In the listing, locate the line containing "Serialize everything readable", then quote it and all following lines exactly. Omit pictures.

-------------------------

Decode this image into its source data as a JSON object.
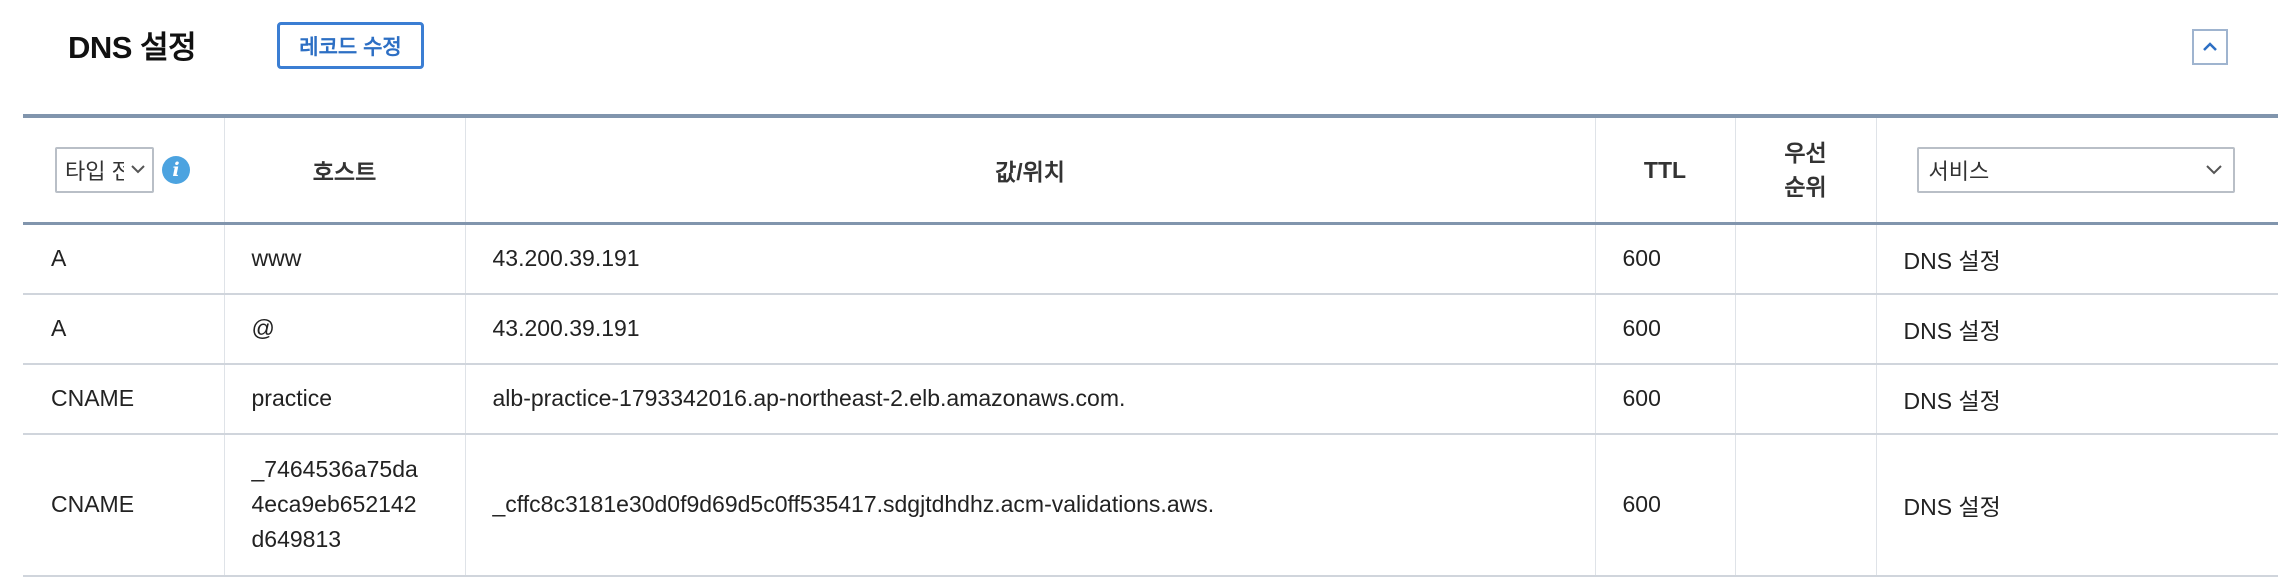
{
  "header": {
    "title": "DNS 설정",
    "edit_button": "레코드 수정"
  },
  "table": {
    "columns": {
      "type_select": "타입 전체",
      "host": "호스트",
      "value": "값/위치",
      "ttl": "TTL",
      "priority_line1": "우선",
      "priority_line2": "순위",
      "service_select": "서비스"
    },
    "rows": [
      {
        "type": "A",
        "host": "www",
        "value": "43.200.39.191",
        "ttl": "600",
        "priority": "",
        "service": "DNS 설정"
      },
      {
        "type": "A",
        "host": "@",
        "value": "43.200.39.191",
        "ttl": "600",
        "priority": "",
        "service": "DNS 설정"
      },
      {
        "type": "CNAME",
        "host": "practice",
        "value": "alb-practice-1793342016.ap-northeast-2.elb.amazonaws.com.",
        "ttl": "600",
        "priority": "",
        "service": "DNS 설정"
      },
      {
        "type": "CNAME",
        "host_lines": [
          "_7464536a75da",
          "4eca9eb652142",
          "d649813"
        ],
        "value": "_cffc8c3181e30d0f9d69d5c0ff535417.sdgjtdhdhz.acm-validations.aws.",
        "ttl": "600",
        "priority": "",
        "service": "DNS 설정"
      }
    ]
  },
  "icons": {
    "info": "info-icon",
    "collapse": "chevron-up-icon",
    "dropdown": "chevron-down-icon"
  },
  "colors": {
    "accent": "#3b7ed3",
    "header_rule": "#8195ad",
    "info": "#4ca3e0"
  }
}
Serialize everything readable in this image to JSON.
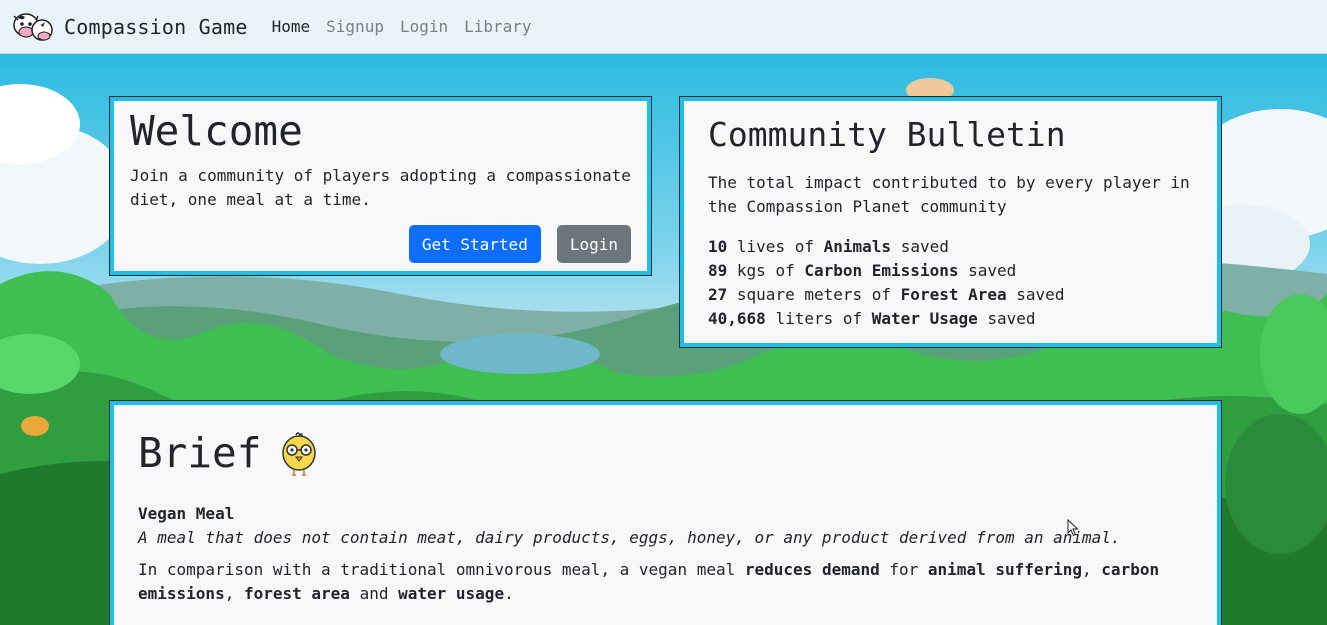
{
  "navbar": {
    "brand": "Compassion Game",
    "links": [
      {
        "label": "Home",
        "active": true
      },
      {
        "label": "Signup",
        "active": false
      },
      {
        "label": "Login",
        "active": false
      },
      {
        "label": "Library",
        "active": false
      }
    ]
  },
  "welcome": {
    "title": "Welcome",
    "text": "Join a community of players adopting a compassionate diet, one meal at a time.",
    "get_started_label": "Get Started",
    "login_label": "Login"
  },
  "bulletin": {
    "title": "Community Bulletin",
    "intro": "The total impact contributed to by every player in the Compassion Planet community",
    "stats": [
      {
        "value": "10",
        "mid": "lives of",
        "category": "Animals",
        "end": "saved"
      },
      {
        "value": "89",
        "mid": "kgs of",
        "category": "Carbon Emissions",
        "end": "saved"
      },
      {
        "value": "27",
        "mid": "square meters of",
        "category": "Forest Area",
        "end": "saved"
      },
      {
        "value": "40,668",
        "mid": "liters of",
        "category": "Water Usage",
        "end": "saved"
      }
    ]
  },
  "brief": {
    "title": "Brief",
    "term": "Vegan Meal",
    "definition": "A meal that does not contain meat, dairy products, eggs, honey, or any product derived from an animal.",
    "comparison": {
      "p1": "In comparison with a traditional omnivorous meal, a vegan meal ",
      "b1": "reduces demand",
      "p2": " for ",
      "b2": "animal suffering",
      "p3": ", ",
      "b3": "carbon emissions",
      "p4": ", ",
      "b4": "forest area",
      "p5": " and ",
      "b5": "water usage",
      "p6": "."
    }
  },
  "colors": {
    "card_border": "#1ec1e6",
    "primary": "#0d6efd",
    "secondary": "#6c757d",
    "navbar_bg": "#e8f3fc"
  },
  "icons": {
    "brand": "cow-logo-icon",
    "brief": "chick-with-glasses-icon"
  }
}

-------------------------

# RESPONSE TO THIS TASK
Serialize everything readable in this image to JSON.
{
  "navbar": {
    "brand": "Compassion Game",
    "links": [
      {
        "label": "Home",
        "active": true
      },
      {
        "label": "Signup",
        "active": false
      },
      {
        "label": "Login",
        "active": false
      },
      {
        "label": "Library",
        "active": false
      }
    ]
  },
  "welcome": {
    "title": "Welcome",
    "text": "Join a community of players adopting a compassionate diet, one meal at a time.",
    "get_started_label": "Get Started",
    "login_label": "Login"
  },
  "bulletin": {
    "title": "Community Bulletin",
    "intro": "The total impact contributed to by every player in the Compassion Planet community",
    "stats": [
      {
        "value": "10",
        "mid": "lives of",
        "category": "Animals",
        "end": "saved"
      },
      {
        "value": "89",
        "mid": "kgs of",
        "category": "Carbon Emissions",
        "end": "saved"
      },
      {
        "value": "27",
        "mid": "square meters of",
        "category": "Forest Area",
        "end": "saved"
      },
      {
        "value": "40,668",
        "mid": "liters of",
        "category": "Water Usage",
        "end": "saved"
      }
    ]
  },
  "brief": {
    "title": "Brief",
    "term": "Vegan Meal",
    "definition": "A meal that does not contain meat, dairy products, eggs, honey, or any product derived from an animal.",
    "comparison": {
      "p1": "In comparison with a traditional omnivorous meal, a vegan meal ",
      "b1": "reduces demand",
      "p2": " for ",
      "b2": "animal suffering",
      "p3": ", ",
      "b3": "carbon emissions",
      "p4": ", ",
      "b4": "forest area",
      "p5": " and ",
      "b5": "water usage",
      "p6": "."
    }
  },
  "colors": {
    "card_border": "#1ec1e6",
    "primary": "#0d6efd",
    "secondary": "#6c757d",
    "navbar_bg": "#e8f3fc"
  },
  "icons": {
    "brand": "cow-logo-icon",
    "brief": "chick-with-glasses-icon"
  }
}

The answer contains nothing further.